:: Exercise materials ::
-------------------------
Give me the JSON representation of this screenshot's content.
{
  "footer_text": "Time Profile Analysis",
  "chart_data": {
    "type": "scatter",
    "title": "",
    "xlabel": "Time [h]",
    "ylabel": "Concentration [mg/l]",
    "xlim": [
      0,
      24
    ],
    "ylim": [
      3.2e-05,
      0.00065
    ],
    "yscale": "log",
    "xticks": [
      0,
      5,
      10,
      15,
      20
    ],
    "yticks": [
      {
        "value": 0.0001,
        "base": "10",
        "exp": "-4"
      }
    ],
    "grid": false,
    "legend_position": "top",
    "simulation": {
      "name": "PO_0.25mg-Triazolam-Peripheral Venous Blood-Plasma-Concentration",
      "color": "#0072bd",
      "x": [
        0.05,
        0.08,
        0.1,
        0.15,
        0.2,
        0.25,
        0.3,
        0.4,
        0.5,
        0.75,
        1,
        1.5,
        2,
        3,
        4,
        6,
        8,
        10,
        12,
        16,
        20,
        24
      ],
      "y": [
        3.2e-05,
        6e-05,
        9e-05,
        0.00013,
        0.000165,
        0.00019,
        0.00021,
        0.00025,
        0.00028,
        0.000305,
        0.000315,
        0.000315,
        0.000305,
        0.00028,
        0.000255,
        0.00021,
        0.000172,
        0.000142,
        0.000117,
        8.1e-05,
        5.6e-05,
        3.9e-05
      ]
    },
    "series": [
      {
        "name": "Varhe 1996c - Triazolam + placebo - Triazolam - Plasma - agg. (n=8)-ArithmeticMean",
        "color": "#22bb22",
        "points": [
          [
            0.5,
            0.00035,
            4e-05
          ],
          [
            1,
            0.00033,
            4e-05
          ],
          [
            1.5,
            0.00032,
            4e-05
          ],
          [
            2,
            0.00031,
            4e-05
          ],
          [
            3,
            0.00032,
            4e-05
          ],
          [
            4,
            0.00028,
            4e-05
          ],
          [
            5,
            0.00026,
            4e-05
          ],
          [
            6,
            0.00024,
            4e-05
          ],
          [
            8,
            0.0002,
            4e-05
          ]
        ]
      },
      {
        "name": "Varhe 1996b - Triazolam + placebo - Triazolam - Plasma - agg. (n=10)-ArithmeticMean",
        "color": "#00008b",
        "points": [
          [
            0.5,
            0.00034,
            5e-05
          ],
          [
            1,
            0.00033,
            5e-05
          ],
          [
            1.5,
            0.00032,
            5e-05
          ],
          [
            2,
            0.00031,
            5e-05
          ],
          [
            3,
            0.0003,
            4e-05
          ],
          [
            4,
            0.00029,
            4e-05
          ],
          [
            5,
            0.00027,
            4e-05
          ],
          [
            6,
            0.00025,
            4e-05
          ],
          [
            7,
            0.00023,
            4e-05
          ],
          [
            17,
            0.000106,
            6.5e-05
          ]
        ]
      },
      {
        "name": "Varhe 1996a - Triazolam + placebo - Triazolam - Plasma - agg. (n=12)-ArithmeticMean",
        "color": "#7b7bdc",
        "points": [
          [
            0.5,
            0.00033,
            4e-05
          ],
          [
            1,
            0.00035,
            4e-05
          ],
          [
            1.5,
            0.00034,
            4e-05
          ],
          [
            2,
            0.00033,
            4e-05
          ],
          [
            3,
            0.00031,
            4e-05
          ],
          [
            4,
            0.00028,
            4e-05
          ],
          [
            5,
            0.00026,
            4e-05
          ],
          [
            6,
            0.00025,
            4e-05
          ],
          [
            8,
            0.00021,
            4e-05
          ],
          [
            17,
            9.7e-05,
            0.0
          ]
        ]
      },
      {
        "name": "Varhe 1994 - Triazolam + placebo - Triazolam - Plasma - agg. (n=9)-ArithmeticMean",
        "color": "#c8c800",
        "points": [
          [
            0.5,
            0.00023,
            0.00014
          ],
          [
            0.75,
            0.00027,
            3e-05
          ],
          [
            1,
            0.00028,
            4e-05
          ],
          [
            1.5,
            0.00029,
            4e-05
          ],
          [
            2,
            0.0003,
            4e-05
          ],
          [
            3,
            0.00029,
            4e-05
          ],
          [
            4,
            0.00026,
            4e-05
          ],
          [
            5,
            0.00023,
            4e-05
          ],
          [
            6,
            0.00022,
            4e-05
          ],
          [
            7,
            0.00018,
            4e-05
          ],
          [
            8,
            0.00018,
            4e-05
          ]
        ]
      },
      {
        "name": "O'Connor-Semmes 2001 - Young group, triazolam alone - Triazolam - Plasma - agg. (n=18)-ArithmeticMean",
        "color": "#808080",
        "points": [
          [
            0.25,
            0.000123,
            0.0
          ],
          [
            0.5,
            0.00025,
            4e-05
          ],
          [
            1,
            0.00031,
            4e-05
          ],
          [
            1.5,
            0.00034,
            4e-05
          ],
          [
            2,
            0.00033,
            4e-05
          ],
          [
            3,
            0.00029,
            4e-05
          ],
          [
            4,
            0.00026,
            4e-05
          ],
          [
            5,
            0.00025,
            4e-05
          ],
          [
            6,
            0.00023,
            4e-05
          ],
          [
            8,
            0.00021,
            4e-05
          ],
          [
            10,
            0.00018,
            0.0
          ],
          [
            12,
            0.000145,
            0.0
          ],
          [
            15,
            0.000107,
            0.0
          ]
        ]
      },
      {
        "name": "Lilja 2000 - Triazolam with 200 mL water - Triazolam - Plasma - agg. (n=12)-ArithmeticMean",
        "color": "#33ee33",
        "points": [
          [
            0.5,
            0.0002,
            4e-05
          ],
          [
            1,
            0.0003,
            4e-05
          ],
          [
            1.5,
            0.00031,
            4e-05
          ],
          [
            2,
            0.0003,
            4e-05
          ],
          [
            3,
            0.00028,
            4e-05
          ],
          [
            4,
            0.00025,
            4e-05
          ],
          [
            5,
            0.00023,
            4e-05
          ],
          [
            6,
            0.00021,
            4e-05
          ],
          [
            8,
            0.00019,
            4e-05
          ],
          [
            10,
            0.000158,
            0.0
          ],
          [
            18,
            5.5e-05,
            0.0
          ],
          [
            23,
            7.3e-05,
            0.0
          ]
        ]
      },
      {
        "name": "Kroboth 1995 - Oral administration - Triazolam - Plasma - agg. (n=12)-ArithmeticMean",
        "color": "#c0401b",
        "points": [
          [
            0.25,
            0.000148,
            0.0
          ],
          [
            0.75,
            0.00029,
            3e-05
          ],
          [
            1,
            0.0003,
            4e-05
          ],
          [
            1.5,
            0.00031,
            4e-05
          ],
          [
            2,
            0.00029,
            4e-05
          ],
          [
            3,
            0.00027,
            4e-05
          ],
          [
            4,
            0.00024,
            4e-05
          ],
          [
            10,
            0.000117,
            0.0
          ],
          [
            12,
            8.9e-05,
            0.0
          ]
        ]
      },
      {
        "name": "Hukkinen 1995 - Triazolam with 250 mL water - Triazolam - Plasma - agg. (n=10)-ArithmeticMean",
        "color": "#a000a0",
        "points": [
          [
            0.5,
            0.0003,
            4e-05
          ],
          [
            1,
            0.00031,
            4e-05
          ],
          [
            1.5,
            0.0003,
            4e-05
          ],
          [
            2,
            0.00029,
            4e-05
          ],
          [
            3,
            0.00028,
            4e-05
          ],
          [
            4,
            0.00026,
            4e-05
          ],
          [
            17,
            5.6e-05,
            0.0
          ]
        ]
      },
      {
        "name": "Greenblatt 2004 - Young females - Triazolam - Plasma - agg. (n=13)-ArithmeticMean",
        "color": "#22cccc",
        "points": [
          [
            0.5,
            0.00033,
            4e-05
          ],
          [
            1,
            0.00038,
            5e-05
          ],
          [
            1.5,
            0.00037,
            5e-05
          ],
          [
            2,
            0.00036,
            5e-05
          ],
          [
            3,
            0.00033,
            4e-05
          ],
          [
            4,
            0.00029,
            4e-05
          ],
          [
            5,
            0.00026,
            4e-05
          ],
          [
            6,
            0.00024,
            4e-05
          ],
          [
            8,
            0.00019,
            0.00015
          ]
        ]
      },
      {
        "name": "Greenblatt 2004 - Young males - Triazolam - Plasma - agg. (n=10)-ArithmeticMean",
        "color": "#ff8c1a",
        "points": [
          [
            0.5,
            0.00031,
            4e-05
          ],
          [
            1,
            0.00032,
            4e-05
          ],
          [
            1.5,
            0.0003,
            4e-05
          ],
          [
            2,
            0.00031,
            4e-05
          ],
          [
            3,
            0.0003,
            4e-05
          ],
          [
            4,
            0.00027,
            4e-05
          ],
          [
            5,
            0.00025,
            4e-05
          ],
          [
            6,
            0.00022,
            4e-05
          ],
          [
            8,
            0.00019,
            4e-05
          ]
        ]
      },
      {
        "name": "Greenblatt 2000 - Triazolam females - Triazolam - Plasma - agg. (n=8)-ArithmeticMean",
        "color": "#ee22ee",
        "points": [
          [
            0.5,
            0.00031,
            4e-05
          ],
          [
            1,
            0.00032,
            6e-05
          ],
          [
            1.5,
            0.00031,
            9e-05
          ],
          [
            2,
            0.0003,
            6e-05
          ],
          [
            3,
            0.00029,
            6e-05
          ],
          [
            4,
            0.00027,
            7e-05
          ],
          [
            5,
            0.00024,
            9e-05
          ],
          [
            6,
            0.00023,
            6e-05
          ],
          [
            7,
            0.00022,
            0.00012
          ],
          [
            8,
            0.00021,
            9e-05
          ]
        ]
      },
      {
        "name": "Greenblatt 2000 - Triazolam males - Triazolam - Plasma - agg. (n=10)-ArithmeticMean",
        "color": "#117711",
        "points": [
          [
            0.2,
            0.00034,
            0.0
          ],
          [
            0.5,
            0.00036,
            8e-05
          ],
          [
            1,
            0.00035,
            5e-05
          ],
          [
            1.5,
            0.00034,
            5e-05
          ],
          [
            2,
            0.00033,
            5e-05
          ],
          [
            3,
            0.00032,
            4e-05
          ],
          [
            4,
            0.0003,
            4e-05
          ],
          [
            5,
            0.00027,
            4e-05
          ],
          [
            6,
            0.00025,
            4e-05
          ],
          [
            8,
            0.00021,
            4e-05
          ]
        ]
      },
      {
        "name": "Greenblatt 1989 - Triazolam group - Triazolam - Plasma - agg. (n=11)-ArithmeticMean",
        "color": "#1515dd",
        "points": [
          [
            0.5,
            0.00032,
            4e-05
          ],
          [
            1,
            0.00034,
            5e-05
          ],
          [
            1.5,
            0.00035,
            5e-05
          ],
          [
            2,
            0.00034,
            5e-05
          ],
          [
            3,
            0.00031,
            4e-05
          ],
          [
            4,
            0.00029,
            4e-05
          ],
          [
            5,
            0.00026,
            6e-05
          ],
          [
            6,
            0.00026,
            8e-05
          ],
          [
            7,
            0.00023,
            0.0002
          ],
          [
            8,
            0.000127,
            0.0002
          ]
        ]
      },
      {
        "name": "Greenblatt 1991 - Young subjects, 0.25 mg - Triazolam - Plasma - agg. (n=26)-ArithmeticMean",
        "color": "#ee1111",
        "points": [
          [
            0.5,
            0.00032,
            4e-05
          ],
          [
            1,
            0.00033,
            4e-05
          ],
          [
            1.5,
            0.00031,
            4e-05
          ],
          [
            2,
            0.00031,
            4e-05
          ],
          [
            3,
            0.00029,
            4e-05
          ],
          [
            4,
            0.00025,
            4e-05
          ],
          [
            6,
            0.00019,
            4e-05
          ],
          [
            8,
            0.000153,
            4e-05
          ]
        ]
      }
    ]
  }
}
-------------------------
:: What is expected ::
State the count of lines that contain the string "Greenblatt". Nothing else is needed.

:: Solution to this exercise ::
6